▸ **SHORT EXERCISE**
The records underneath are to be repeated exactly, with the pictures left out.

▸ **RECORD EXTRACTS**
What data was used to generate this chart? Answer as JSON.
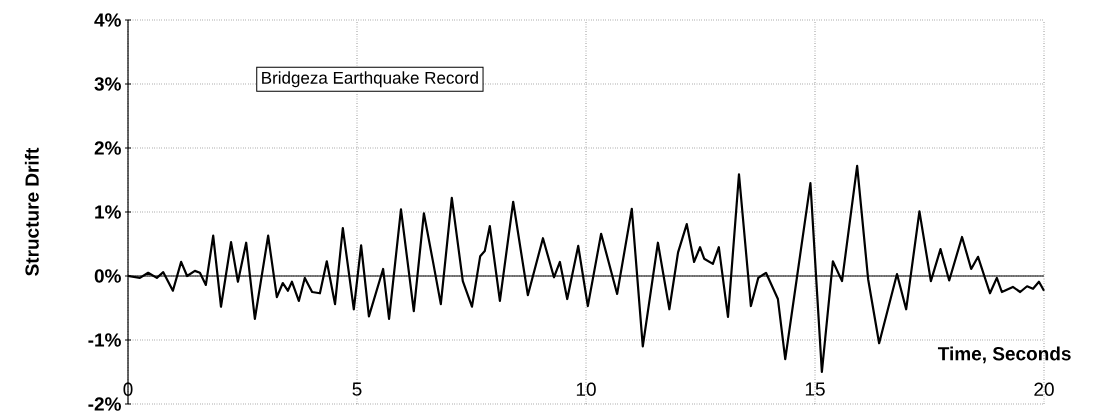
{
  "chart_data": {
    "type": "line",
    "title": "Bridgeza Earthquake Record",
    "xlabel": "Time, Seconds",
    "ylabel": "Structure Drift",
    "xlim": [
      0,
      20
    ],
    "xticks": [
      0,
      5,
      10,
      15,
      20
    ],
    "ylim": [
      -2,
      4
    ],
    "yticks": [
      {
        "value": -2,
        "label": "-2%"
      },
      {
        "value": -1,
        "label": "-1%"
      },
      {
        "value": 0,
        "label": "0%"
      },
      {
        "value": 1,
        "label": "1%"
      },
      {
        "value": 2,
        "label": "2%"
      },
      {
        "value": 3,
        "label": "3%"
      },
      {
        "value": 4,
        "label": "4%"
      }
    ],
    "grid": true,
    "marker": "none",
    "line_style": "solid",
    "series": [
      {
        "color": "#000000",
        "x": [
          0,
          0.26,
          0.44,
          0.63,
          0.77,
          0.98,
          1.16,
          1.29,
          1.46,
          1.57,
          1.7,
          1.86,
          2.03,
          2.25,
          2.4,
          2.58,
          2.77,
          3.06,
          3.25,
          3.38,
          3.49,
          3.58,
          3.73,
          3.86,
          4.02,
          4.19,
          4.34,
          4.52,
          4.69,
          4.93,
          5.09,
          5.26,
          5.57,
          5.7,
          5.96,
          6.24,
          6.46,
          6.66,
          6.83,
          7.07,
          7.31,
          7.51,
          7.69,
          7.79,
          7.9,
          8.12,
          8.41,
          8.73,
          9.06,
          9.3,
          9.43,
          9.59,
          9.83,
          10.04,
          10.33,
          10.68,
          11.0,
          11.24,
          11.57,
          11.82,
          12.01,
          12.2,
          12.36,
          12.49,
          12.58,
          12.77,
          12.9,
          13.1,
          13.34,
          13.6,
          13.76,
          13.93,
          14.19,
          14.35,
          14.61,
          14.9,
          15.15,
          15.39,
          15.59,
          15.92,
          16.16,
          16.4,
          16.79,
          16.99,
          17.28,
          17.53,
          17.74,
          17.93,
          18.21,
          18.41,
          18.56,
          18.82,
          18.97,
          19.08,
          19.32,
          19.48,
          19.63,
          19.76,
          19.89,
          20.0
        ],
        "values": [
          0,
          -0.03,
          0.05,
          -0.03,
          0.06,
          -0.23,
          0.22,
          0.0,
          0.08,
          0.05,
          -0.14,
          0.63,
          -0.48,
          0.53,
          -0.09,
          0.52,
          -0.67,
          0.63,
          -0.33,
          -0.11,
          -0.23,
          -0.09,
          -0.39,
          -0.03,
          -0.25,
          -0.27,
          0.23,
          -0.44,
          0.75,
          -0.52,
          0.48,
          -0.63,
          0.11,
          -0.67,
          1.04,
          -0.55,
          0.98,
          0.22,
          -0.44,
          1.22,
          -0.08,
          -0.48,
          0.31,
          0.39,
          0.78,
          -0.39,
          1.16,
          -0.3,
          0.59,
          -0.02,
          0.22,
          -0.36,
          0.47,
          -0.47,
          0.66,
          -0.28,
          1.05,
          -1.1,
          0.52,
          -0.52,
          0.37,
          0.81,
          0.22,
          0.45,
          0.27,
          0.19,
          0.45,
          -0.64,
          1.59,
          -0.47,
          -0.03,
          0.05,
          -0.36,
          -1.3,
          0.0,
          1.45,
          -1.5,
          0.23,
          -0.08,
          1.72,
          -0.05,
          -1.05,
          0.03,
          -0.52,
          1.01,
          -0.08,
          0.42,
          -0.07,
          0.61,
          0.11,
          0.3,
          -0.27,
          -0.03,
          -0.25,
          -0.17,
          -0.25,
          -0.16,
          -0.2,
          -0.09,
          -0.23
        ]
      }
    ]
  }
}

▸ **COMPLETED TASK**
What data was used to generate this chart? Answer as JSON.
{
  "chart_data": {
    "type": "line",
    "title": "Bridgeza Earthquake Record",
    "xlabel": "Time, Seconds",
    "ylabel": "Structure Drift",
    "xlim": [
      0,
      20
    ],
    "xticks": [
      0,
      5,
      10,
      15,
      20
    ],
    "ylim": [
      -2,
      4
    ],
    "yticks": [
      {
        "value": -2,
        "label": "-2%"
      },
      {
        "value": -1,
        "label": "-1%"
      },
      {
        "value": 0,
        "label": "0%"
      },
      {
        "value": 1,
        "label": "1%"
      },
      {
        "value": 2,
        "label": "2%"
      },
      {
        "value": 3,
        "label": "3%"
      },
      {
        "value": 4,
        "label": "4%"
      }
    ],
    "grid": true,
    "marker": "none",
    "line_style": "solid",
    "series": [
      {
        "color": "#000000",
        "x": [
          0,
          0.26,
          0.44,
          0.63,
          0.77,
          0.98,
          1.16,
          1.29,
          1.46,
          1.57,
          1.7,
          1.86,
          2.03,
          2.25,
          2.4,
          2.58,
          2.77,
          3.06,
          3.25,
          3.38,
          3.49,
          3.58,
          3.73,
          3.86,
          4.02,
          4.19,
          4.34,
          4.52,
          4.69,
          4.93,
          5.09,
          5.26,
          5.57,
          5.7,
          5.96,
          6.24,
          6.46,
          6.66,
          6.83,
          7.07,
          7.31,
          7.51,
          7.69,
          7.79,
          7.9,
          8.12,
          8.41,
          8.73,
          9.06,
          9.3,
          9.43,
          9.59,
          9.83,
          10.04,
          10.33,
          10.68,
          11.0,
          11.24,
          11.57,
          11.82,
          12.01,
          12.2,
          12.36,
          12.49,
          12.58,
          12.77,
          12.9,
          13.1,
          13.34,
          13.6,
          13.76,
          13.93,
          14.19,
          14.35,
          14.61,
          14.9,
          15.15,
          15.39,
          15.59,
          15.92,
          16.16,
          16.4,
          16.79,
          16.99,
          17.28,
          17.53,
          17.74,
          17.93,
          18.21,
          18.41,
          18.56,
          18.82,
          18.97,
          19.08,
          19.32,
          19.48,
          19.63,
          19.76,
          19.89,
          20.0
        ],
        "values": [
          0,
          -0.03,
          0.05,
          -0.03,
          0.06,
          -0.23,
          0.22,
          0.0,
          0.08,
          0.05,
          -0.14,
          0.63,
          -0.48,
          0.53,
          -0.09,
          0.52,
          -0.67,
          0.63,
          -0.33,
          -0.11,
          -0.23,
          -0.09,
          -0.39,
          -0.03,
          -0.25,
          -0.27,
          0.23,
          -0.44,
          0.75,
          -0.52,
          0.48,
          -0.63,
          0.11,
          -0.67,
          1.04,
          -0.55,
          0.98,
          0.22,
          -0.44,
          1.22,
          -0.08,
          -0.48,
          0.31,
          0.39,
          0.78,
          -0.39,
          1.16,
          -0.3,
          0.59,
          -0.02,
          0.22,
          -0.36,
          0.47,
          -0.47,
          0.66,
          -0.28,
          1.05,
          -1.1,
          0.52,
          -0.52,
          0.37,
          0.81,
          0.22,
          0.45,
          0.27,
          0.19,
          0.45,
          -0.64,
          1.59,
          -0.47,
          -0.03,
          0.05,
          -0.36,
          -1.3,
          0.0,
          1.45,
          -1.5,
          0.23,
          -0.08,
          1.72,
          -0.05,
          -1.05,
          0.03,
          -0.52,
          1.01,
          -0.08,
          0.42,
          -0.07,
          0.61,
          0.11,
          0.3,
          -0.27,
          -0.03,
          -0.25,
          -0.17,
          -0.25,
          -0.16,
          -0.2,
          -0.09,
          -0.23
        ]
      }
    ]
  }
}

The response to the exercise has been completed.